(Figure record listings)
------

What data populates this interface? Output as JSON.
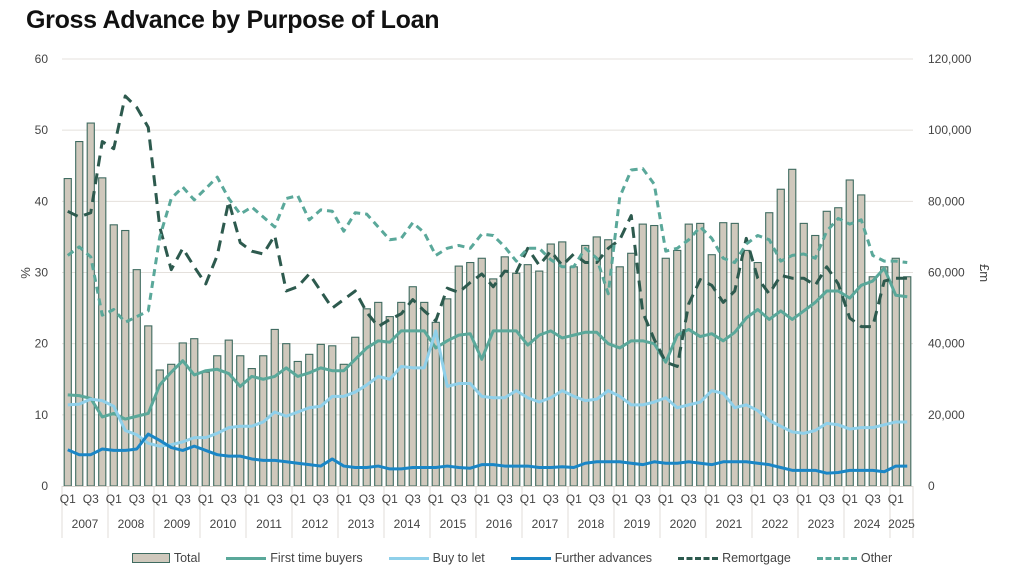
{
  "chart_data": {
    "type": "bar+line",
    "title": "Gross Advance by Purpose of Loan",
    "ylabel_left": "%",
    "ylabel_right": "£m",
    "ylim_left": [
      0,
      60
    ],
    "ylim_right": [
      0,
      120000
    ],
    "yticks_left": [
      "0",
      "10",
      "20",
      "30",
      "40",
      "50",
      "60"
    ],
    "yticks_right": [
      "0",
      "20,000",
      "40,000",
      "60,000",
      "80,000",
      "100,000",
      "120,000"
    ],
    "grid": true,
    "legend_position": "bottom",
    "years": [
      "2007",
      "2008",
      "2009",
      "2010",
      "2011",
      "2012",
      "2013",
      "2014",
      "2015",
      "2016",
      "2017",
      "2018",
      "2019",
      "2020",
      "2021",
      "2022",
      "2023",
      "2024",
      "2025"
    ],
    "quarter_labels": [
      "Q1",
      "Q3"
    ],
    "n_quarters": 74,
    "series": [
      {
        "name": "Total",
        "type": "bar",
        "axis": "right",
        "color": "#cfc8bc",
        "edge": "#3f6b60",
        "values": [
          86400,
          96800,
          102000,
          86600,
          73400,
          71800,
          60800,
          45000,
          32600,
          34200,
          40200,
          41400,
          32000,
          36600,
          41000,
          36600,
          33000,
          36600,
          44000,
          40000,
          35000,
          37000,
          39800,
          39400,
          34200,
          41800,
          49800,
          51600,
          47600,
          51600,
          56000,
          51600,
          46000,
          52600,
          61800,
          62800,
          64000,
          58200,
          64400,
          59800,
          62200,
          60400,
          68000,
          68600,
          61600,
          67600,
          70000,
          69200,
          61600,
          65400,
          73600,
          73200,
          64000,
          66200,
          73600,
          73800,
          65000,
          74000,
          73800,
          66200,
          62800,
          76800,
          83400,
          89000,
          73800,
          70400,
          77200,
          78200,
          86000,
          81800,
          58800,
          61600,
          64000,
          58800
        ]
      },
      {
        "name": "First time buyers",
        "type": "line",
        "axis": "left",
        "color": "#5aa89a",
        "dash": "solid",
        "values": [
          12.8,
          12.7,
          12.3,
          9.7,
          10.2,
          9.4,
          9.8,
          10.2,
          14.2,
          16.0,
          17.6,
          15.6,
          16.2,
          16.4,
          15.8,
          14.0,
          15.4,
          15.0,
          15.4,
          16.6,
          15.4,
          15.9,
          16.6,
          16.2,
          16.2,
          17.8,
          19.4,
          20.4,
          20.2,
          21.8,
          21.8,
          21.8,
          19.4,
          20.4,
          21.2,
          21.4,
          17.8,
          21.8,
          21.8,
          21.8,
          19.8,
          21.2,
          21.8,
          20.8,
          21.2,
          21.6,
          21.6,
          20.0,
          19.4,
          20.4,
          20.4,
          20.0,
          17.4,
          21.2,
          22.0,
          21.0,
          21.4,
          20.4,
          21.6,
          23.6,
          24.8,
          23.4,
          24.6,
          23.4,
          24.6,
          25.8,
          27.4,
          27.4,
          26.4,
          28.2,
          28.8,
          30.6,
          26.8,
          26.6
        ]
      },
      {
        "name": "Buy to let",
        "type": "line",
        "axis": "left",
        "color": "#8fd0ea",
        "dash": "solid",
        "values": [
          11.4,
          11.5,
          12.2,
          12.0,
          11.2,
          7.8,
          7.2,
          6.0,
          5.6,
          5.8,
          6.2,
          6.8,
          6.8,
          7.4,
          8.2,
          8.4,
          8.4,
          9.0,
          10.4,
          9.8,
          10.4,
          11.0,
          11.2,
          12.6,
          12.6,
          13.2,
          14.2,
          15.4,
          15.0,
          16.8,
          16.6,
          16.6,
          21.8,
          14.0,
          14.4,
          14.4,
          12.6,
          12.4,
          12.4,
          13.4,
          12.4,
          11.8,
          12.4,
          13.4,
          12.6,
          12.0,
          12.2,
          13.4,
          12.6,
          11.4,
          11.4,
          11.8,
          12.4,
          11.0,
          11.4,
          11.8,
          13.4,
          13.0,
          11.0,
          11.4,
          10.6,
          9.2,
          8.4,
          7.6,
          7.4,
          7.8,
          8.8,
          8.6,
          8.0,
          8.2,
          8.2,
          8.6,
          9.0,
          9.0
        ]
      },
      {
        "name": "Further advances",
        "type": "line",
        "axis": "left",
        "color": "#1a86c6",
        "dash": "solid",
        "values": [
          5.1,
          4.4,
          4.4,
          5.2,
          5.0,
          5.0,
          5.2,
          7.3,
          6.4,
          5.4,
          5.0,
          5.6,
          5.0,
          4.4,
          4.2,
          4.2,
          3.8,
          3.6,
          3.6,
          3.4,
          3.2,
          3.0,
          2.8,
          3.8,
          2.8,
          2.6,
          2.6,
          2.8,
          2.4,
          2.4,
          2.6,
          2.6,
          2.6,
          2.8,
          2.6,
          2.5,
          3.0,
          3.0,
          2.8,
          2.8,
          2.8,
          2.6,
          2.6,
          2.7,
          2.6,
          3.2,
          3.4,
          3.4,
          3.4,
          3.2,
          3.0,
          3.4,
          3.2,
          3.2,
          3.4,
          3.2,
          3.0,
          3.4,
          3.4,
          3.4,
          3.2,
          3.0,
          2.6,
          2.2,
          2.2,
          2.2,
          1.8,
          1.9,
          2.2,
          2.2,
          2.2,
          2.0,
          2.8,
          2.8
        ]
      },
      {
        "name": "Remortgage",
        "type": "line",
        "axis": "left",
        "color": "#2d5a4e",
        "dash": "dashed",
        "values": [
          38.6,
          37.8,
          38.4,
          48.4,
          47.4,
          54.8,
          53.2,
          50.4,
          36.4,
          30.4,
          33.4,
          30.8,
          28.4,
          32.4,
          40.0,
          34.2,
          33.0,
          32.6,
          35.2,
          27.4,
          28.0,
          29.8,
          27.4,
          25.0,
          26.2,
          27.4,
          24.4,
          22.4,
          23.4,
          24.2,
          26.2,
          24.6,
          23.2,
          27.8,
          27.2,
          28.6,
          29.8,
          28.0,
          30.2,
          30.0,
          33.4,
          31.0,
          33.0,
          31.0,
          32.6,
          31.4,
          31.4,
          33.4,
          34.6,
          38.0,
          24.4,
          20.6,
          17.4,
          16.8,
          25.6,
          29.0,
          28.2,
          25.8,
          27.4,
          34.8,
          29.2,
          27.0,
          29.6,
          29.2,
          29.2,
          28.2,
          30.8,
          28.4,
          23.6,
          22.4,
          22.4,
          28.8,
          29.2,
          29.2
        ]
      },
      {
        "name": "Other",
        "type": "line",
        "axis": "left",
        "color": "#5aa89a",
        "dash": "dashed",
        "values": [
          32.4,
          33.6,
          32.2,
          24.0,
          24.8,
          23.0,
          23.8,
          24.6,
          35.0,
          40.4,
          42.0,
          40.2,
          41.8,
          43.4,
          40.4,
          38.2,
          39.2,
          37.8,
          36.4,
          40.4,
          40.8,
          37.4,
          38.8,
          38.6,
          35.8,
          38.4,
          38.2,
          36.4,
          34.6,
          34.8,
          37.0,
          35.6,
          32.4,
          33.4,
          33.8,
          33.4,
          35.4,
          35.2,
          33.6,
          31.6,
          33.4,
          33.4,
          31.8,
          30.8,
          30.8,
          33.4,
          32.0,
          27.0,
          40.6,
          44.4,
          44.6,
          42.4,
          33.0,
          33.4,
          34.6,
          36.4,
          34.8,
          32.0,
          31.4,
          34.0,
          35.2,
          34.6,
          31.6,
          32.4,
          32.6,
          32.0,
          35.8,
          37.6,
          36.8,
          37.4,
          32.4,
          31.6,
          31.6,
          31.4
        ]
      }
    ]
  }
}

------

Stated task: Can the entries above be repeated exactly, without their pictures?

The solution:
What data populates this interface? Output as JSON.
{
  "chart_data": {
    "type": "bar+line",
    "title": "Gross Advance by Purpose of Loan",
    "ylabel_left": "%",
    "ylabel_right": "£m",
    "ylim_left": [
      0,
      60
    ],
    "ylim_right": [
      0,
      120000
    ],
    "yticks_left": [
      "0",
      "10",
      "20",
      "30",
      "40",
      "50",
      "60"
    ],
    "yticks_right": [
      "0",
      "20,000",
      "40,000",
      "60,000",
      "80,000",
      "100,000",
      "120,000"
    ],
    "grid": true,
    "legend_position": "bottom",
    "years": [
      "2007",
      "2008",
      "2009",
      "2010",
      "2011",
      "2012",
      "2013",
      "2014",
      "2015",
      "2016",
      "2017",
      "2018",
      "2019",
      "2020",
      "2021",
      "2022",
      "2023",
      "2024",
      "2025"
    ],
    "quarter_labels": [
      "Q1",
      "Q3"
    ],
    "n_quarters": 74,
    "series": [
      {
        "name": "Total",
        "type": "bar",
        "axis": "right",
        "color": "#cfc8bc",
        "edge": "#3f6b60",
        "values": [
          86400,
          96800,
          102000,
          86600,
          73400,
          71800,
          60800,
          45000,
          32600,
          34200,
          40200,
          41400,
          32000,
          36600,
          41000,
          36600,
          33000,
          36600,
          44000,
          40000,
          35000,
          37000,
          39800,
          39400,
          34200,
          41800,
          49800,
          51600,
          47600,
          51600,
          56000,
          51600,
          46000,
          52600,
          61800,
          62800,
          64000,
          58200,
          64400,
          59800,
          62200,
          60400,
          68000,
          68600,
          61600,
          67600,
          70000,
          69200,
          61600,
          65400,
          73600,
          73200,
          64000,
          66200,
          73600,
          73800,
          65000,
          74000,
          73800,
          66200,
          62800,
          76800,
          83400,
          89000,
          73800,
          70400,
          77200,
          78200,
          86000,
          81800,
          58800,
          61600,
          64000,
          58800
        ]
      },
      {
        "name": "First time buyers",
        "type": "line",
        "axis": "left",
        "color": "#5aa89a",
        "dash": "solid",
        "values": [
          12.8,
          12.7,
          12.3,
          9.7,
          10.2,
          9.4,
          9.8,
          10.2,
          14.2,
          16.0,
          17.6,
          15.6,
          16.2,
          16.4,
          15.8,
          14.0,
          15.4,
          15.0,
          15.4,
          16.6,
          15.4,
          15.9,
          16.6,
          16.2,
          16.2,
          17.8,
          19.4,
          20.4,
          20.2,
          21.8,
          21.8,
          21.8,
          19.4,
          20.4,
          21.2,
          21.4,
          17.8,
          21.8,
          21.8,
          21.8,
          19.8,
          21.2,
          21.8,
          20.8,
          21.2,
          21.6,
          21.6,
          20.0,
          19.4,
          20.4,
          20.4,
          20.0,
          17.4,
          21.2,
          22.0,
          21.0,
          21.4,
          20.4,
          21.6,
          23.6,
          24.8,
          23.4,
          24.6,
          23.4,
          24.6,
          25.8,
          27.4,
          27.4,
          26.4,
          28.2,
          28.8,
          30.6,
          26.8,
          26.6
        ]
      },
      {
        "name": "Buy to let",
        "type": "line",
        "axis": "left",
        "color": "#8fd0ea",
        "dash": "solid",
        "values": [
          11.4,
          11.5,
          12.2,
          12.0,
          11.2,
          7.8,
          7.2,
          6.0,
          5.6,
          5.8,
          6.2,
          6.8,
          6.8,
          7.4,
          8.2,
          8.4,
          8.4,
          9.0,
          10.4,
          9.8,
          10.4,
          11.0,
          11.2,
          12.6,
          12.6,
          13.2,
          14.2,
          15.4,
          15.0,
          16.8,
          16.6,
          16.6,
          21.8,
          14.0,
          14.4,
          14.4,
          12.6,
          12.4,
          12.4,
          13.4,
          12.4,
          11.8,
          12.4,
          13.4,
          12.6,
          12.0,
          12.2,
          13.4,
          12.6,
          11.4,
          11.4,
          11.8,
          12.4,
          11.0,
          11.4,
          11.8,
          13.4,
          13.0,
          11.0,
          11.4,
          10.6,
          9.2,
          8.4,
          7.6,
          7.4,
          7.8,
          8.8,
          8.6,
          8.0,
          8.2,
          8.2,
          8.6,
          9.0,
          9.0
        ]
      },
      {
        "name": "Further advances",
        "type": "line",
        "axis": "left",
        "color": "#1a86c6",
        "dash": "solid",
        "values": [
          5.1,
          4.4,
          4.4,
          5.2,
          5.0,
          5.0,
          5.2,
          7.3,
          6.4,
          5.4,
          5.0,
          5.6,
          5.0,
          4.4,
          4.2,
          4.2,
          3.8,
          3.6,
          3.6,
          3.4,
          3.2,
          3.0,
          2.8,
          3.8,
          2.8,
          2.6,
          2.6,
          2.8,
          2.4,
          2.4,
          2.6,
          2.6,
          2.6,
          2.8,
          2.6,
          2.5,
          3.0,
          3.0,
          2.8,
          2.8,
          2.8,
          2.6,
          2.6,
          2.7,
          2.6,
          3.2,
          3.4,
          3.4,
          3.4,
          3.2,
          3.0,
          3.4,
          3.2,
          3.2,
          3.4,
          3.2,
          3.0,
          3.4,
          3.4,
          3.4,
          3.2,
          3.0,
          2.6,
          2.2,
          2.2,
          2.2,
          1.8,
          1.9,
          2.2,
          2.2,
          2.2,
          2.0,
          2.8,
          2.8
        ]
      },
      {
        "name": "Remortgage",
        "type": "line",
        "axis": "left",
        "color": "#2d5a4e",
        "dash": "dashed",
        "values": [
          38.6,
          37.8,
          38.4,
          48.4,
          47.4,
          54.8,
          53.2,
          50.4,
          36.4,
          30.4,
          33.4,
          30.8,
          28.4,
          32.4,
          40.0,
          34.2,
          33.0,
          32.6,
          35.2,
          27.4,
          28.0,
          29.8,
          27.4,
          25.0,
          26.2,
          27.4,
          24.4,
          22.4,
          23.4,
          24.2,
          26.2,
          24.6,
          23.2,
          27.8,
          27.2,
          28.6,
          29.8,
          28.0,
          30.2,
          30.0,
          33.4,
          31.0,
          33.0,
          31.0,
          32.6,
          31.4,
          31.4,
          33.4,
          34.6,
          38.0,
          24.4,
          20.6,
          17.4,
          16.8,
          25.6,
          29.0,
          28.2,
          25.8,
          27.4,
          34.8,
          29.2,
          27.0,
          29.6,
          29.2,
          29.2,
          28.2,
          30.8,
          28.4,
          23.6,
          22.4,
          22.4,
          28.8,
          29.2,
          29.2
        ]
      },
      {
        "name": "Other",
        "type": "line",
        "axis": "left",
        "color": "#5aa89a",
        "dash": "dashed",
        "values": [
          32.4,
          33.6,
          32.2,
          24.0,
          24.8,
          23.0,
          23.8,
          24.6,
          35.0,
          40.4,
          42.0,
          40.2,
          41.8,
          43.4,
          40.4,
          38.2,
          39.2,
          37.8,
          36.4,
          40.4,
          40.8,
          37.4,
          38.8,
          38.6,
          35.8,
          38.4,
          38.2,
          36.4,
          34.6,
          34.8,
          37.0,
          35.6,
          32.4,
          33.4,
          33.8,
          33.4,
          35.4,
          35.2,
          33.6,
          31.6,
          33.4,
          33.4,
          31.8,
          30.8,
          30.8,
          33.4,
          32.0,
          27.0,
          40.6,
          44.4,
          44.6,
          42.4,
          33.0,
          33.4,
          34.6,
          36.4,
          34.8,
          32.0,
          31.4,
          34.0,
          35.2,
          34.6,
          31.6,
          32.4,
          32.6,
          32.0,
          35.8,
          37.6,
          36.8,
          37.4,
          32.4,
          31.6,
          31.6,
          31.4
        ]
      }
    ]
  }
}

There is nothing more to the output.